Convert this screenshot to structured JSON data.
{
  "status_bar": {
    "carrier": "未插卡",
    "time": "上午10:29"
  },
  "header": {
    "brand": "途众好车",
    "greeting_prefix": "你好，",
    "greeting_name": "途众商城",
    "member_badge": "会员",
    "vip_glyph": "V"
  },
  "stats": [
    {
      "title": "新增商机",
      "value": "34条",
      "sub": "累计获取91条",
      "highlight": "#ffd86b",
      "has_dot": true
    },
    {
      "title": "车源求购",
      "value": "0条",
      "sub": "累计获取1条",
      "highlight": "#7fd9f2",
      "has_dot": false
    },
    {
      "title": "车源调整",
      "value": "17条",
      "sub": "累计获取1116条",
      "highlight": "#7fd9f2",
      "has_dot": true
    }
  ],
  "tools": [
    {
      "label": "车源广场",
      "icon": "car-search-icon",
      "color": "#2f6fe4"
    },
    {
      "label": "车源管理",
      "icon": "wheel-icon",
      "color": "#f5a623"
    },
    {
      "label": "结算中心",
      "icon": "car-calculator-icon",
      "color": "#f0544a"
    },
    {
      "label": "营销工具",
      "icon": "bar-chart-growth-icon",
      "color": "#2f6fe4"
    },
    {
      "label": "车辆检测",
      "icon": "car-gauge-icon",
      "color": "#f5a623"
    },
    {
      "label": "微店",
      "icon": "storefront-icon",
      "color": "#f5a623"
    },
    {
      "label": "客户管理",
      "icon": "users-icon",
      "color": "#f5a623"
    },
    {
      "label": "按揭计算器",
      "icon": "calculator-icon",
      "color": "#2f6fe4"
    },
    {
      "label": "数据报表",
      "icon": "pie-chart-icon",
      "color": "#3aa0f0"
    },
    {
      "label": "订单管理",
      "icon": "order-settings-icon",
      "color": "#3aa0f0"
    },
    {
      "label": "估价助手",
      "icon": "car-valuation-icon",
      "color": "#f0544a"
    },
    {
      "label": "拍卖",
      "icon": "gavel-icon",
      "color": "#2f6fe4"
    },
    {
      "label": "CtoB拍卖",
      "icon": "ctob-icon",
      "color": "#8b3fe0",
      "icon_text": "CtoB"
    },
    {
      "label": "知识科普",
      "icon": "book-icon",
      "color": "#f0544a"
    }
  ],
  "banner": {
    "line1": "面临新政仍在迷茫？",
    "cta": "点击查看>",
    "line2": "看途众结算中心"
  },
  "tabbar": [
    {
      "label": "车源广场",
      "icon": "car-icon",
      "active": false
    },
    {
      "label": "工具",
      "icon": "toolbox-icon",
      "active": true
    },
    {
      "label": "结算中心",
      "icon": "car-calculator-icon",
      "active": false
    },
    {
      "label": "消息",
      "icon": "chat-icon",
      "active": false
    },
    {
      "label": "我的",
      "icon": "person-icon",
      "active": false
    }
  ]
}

------------------------------------------------------------------------

> _Exercise requirements_
Write down all the entries again without a single difference.

> _Task response_
Convert this screenshot to structured JSON data.
{
  "status_bar": {
    "carrier": "未插卡",
    "time": "上午10:29"
  },
  "header": {
    "brand": "途众好车",
    "greeting_prefix": "你好，",
    "greeting_name": "途众商城",
    "member_badge": "会员",
    "vip_glyph": "V"
  },
  "stats": [
    {
      "title": "新增商机",
      "value": "34条",
      "sub": "累计获取91条",
      "highlight": "#ffd86b",
      "has_dot": true
    },
    {
      "title": "车源求购",
      "value": "0条",
      "sub": "累计获取1条",
      "highlight": "#7fd9f2",
      "has_dot": false
    },
    {
      "title": "车源调整",
      "value": "17条",
      "sub": "累计获取1116条",
      "highlight": "#7fd9f2",
      "has_dot": true
    }
  ],
  "tools": [
    {
      "label": "车源广场",
      "icon": "car-search-icon",
      "color": "#2f6fe4"
    },
    {
      "label": "车源管理",
      "icon": "wheel-icon",
      "color": "#f5a623"
    },
    {
      "label": "结算中心",
      "icon": "car-calculator-icon",
      "color": "#f0544a"
    },
    {
      "label": "营销工具",
      "icon": "bar-chart-growth-icon",
      "color": "#2f6fe4"
    },
    {
      "label": "车辆检测",
      "icon": "car-gauge-icon",
      "color": "#f5a623"
    },
    {
      "label": "微店",
      "icon": "storefront-icon",
      "color": "#f5a623"
    },
    {
      "label": "客户管理",
      "icon": "users-icon",
      "color": "#f5a623"
    },
    {
      "label": "按揭计算器",
      "icon": "calculator-icon",
      "color": "#2f6fe4"
    },
    {
      "label": "数据报表",
      "icon": "pie-chart-icon",
      "color": "#3aa0f0"
    },
    {
      "label": "订单管理",
      "icon": "order-settings-icon",
      "color": "#3aa0f0"
    },
    {
      "label": "估价助手",
      "icon": "car-valuation-icon",
      "color": "#f0544a"
    },
    {
      "label": "拍卖",
      "icon": "gavel-icon",
      "color": "#2f6fe4"
    },
    {
      "label": "CtoB拍卖",
      "icon": "ctob-icon",
      "color": "#8b3fe0",
      "icon_text": "CtoB"
    },
    {
      "label": "知识科普",
      "icon": "book-icon",
      "color": "#f0544a"
    }
  ],
  "banner": {
    "line1": "面临新政仍在迷茫？",
    "cta": "点击查看>",
    "line2": "看途众结算中心"
  },
  "tabbar": [
    {
      "label": "车源广场",
      "icon": "car-icon",
      "active": false
    },
    {
      "label": "工具",
      "icon": "toolbox-icon",
      "active": true
    },
    {
      "label": "结算中心",
      "icon": "car-calculator-icon",
      "active": false
    },
    {
      "label": "消息",
      "icon": "chat-icon",
      "active": false
    },
    {
      "label": "我的",
      "icon": "person-icon",
      "active": false
    }
  ]
}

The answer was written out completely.